DO THIS: Pictures aside, write out every record exactly as it appears.

Extracts from a graphics dataset:
————

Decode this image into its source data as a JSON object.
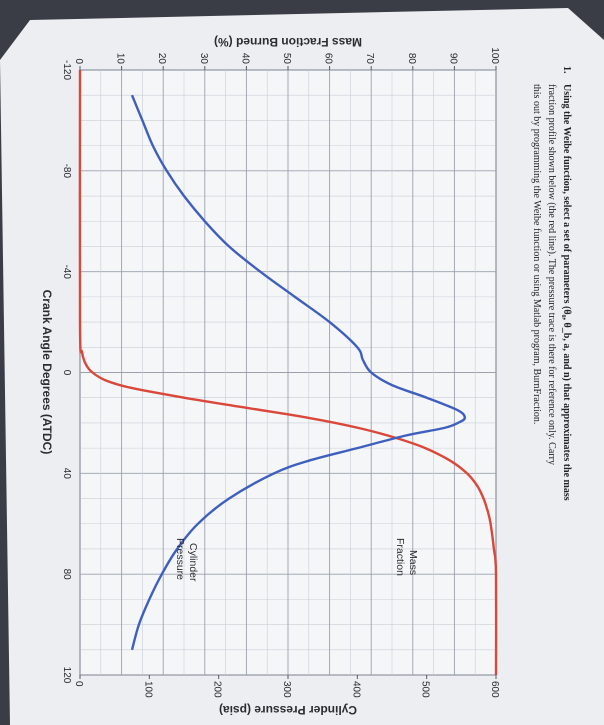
{
  "problem": {
    "number": "1.",
    "line1": "Using the Weibe function, select a set of parameters (θ₀, θ_b, a, and n) that approximates the mass",
    "line2": "fraction profile shown below (the red line). The pressure trace is there for reference only. Carry",
    "line3": "this out by programming the Weibe function or using Matlab program, BurnFraction."
  },
  "chart_data": {
    "type": "line",
    "xlabel": "Crank Angle Degrees (ATDC)",
    "ylabel_left": "Mass Fraction Burned (%)",
    "ylabel_right": "Cylinder Pressure (psia)",
    "xlim": [
      -120,
      120
    ],
    "ylim_left": [
      0,
      100
    ],
    "ylim_right": [
      0,
      600
    ],
    "x_ticks": [
      "-120",
      "-80",
      "-40",
      "0",
      "40",
      "80",
      "120"
    ],
    "x_tick_values": [
      -120,
      -80,
      -40,
      0,
      40,
      80,
      120
    ],
    "y_left_ticks": [
      "0",
      "10",
      "20",
      "30",
      "40",
      "50",
      "60",
      "70",
      "80",
      "90",
      "100"
    ],
    "y_left_tick_values": [
      0,
      10,
      20,
      30,
      40,
      50,
      60,
      70,
      80,
      90,
      100
    ],
    "y_right_ticks": [
      "0",
      "100",
      "200",
      "300",
      "400",
      "500",
      "600"
    ],
    "y_right_tick_values": [
      0,
      100,
      200,
      300,
      400,
      500,
      600
    ],
    "grid": true,
    "series": [
      {
        "name": "Mass Fraction",
        "axis": "left",
        "color": "#d9483b",
        "x": [
          -120,
          -20,
          -8,
          -3,
          0,
          3,
          6,
          10,
          14,
          18,
          22,
          26,
          30,
          35,
          40,
          45,
          50,
          55,
          60,
          70,
          80,
          120
        ],
        "y": [
          0,
          0,
          0.5,
          1.5,
          3,
          6,
          12,
          25,
          40,
          55,
          67,
          76,
          83,
          89,
          93,
          95.5,
          97,
          98,
          98.7,
          99.5,
          100,
          100
        ]
      },
      {
        "name": "Cylinder Pressure",
        "axis": "right",
        "color": "#3f5fbf",
        "x": [
          -110,
          -100,
          -90,
          -80,
          -70,
          -60,
          -50,
          -40,
          -30,
          -20,
          -10,
          -5,
          0,
          5,
          10,
          15,
          18,
          20,
          22,
          25,
          30,
          35,
          40,
          50,
          60,
          70,
          80,
          90,
          100,
          110
        ],
        "y": [
          75,
          90,
          105,
          125,
          150,
          180,
          215,
          260,
          310,
          360,
          400,
          408,
          420,
          450,
          500,
          545,
          555,
          545,
          525,
          470,
          400,
          330,
          280,
          215,
          170,
          140,
          118,
          100,
          85,
          75
        ]
      }
    ]
  }
}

————

REPLY:
Decode this image into its source data as a JSON object.
{
  "problem": {
    "number": "1.",
    "line1": "Using the Weibe function, select a set of parameters (θ₀, θ_b, a, and n) that approximates the mass",
    "line2": "fraction profile shown below (the red line). The pressure trace is there for reference only. Carry",
    "line3": "this out by programming the Weibe function or using Matlab program, BurnFraction."
  },
  "chart_data": {
    "type": "line",
    "xlabel": "Crank Angle Degrees (ATDC)",
    "ylabel_left": "Mass Fraction Burned (%)",
    "ylabel_right": "Cylinder Pressure (psia)",
    "xlim": [
      -120,
      120
    ],
    "ylim_left": [
      0,
      100
    ],
    "ylim_right": [
      0,
      600
    ],
    "x_ticks": [
      "-120",
      "-80",
      "-40",
      "0",
      "40",
      "80",
      "120"
    ],
    "x_tick_values": [
      -120,
      -80,
      -40,
      0,
      40,
      80,
      120
    ],
    "y_left_ticks": [
      "0",
      "10",
      "20",
      "30",
      "40",
      "50",
      "60",
      "70",
      "80",
      "90",
      "100"
    ],
    "y_left_tick_values": [
      0,
      10,
      20,
      30,
      40,
      50,
      60,
      70,
      80,
      90,
      100
    ],
    "y_right_ticks": [
      "0",
      "100",
      "200",
      "300",
      "400",
      "500",
      "600"
    ],
    "y_right_tick_values": [
      0,
      100,
      200,
      300,
      400,
      500,
      600
    ],
    "grid": true,
    "series": [
      {
        "name": "Mass Fraction",
        "axis": "left",
        "color": "#d9483b",
        "x": [
          -120,
          -20,
          -8,
          -3,
          0,
          3,
          6,
          10,
          14,
          18,
          22,
          26,
          30,
          35,
          40,
          45,
          50,
          55,
          60,
          70,
          80,
          120
        ],
        "y": [
          0,
          0,
          0.5,
          1.5,
          3,
          6,
          12,
          25,
          40,
          55,
          67,
          76,
          83,
          89,
          93,
          95.5,
          97,
          98,
          98.7,
          99.5,
          100,
          100
        ]
      },
      {
        "name": "Cylinder Pressure",
        "axis": "right",
        "color": "#3f5fbf",
        "x": [
          -110,
          -100,
          -90,
          -80,
          -70,
          -60,
          -50,
          -40,
          -30,
          -20,
          -10,
          -5,
          0,
          5,
          10,
          15,
          18,
          20,
          22,
          25,
          30,
          35,
          40,
          50,
          60,
          70,
          80,
          90,
          100,
          110
        ],
        "y": [
          75,
          90,
          105,
          125,
          150,
          180,
          215,
          260,
          310,
          360,
          400,
          408,
          420,
          450,
          500,
          545,
          555,
          545,
          525,
          470,
          400,
          330,
          280,
          215,
          170,
          140,
          118,
          100,
          85,
          75
        ]
      }
    ]
  }
}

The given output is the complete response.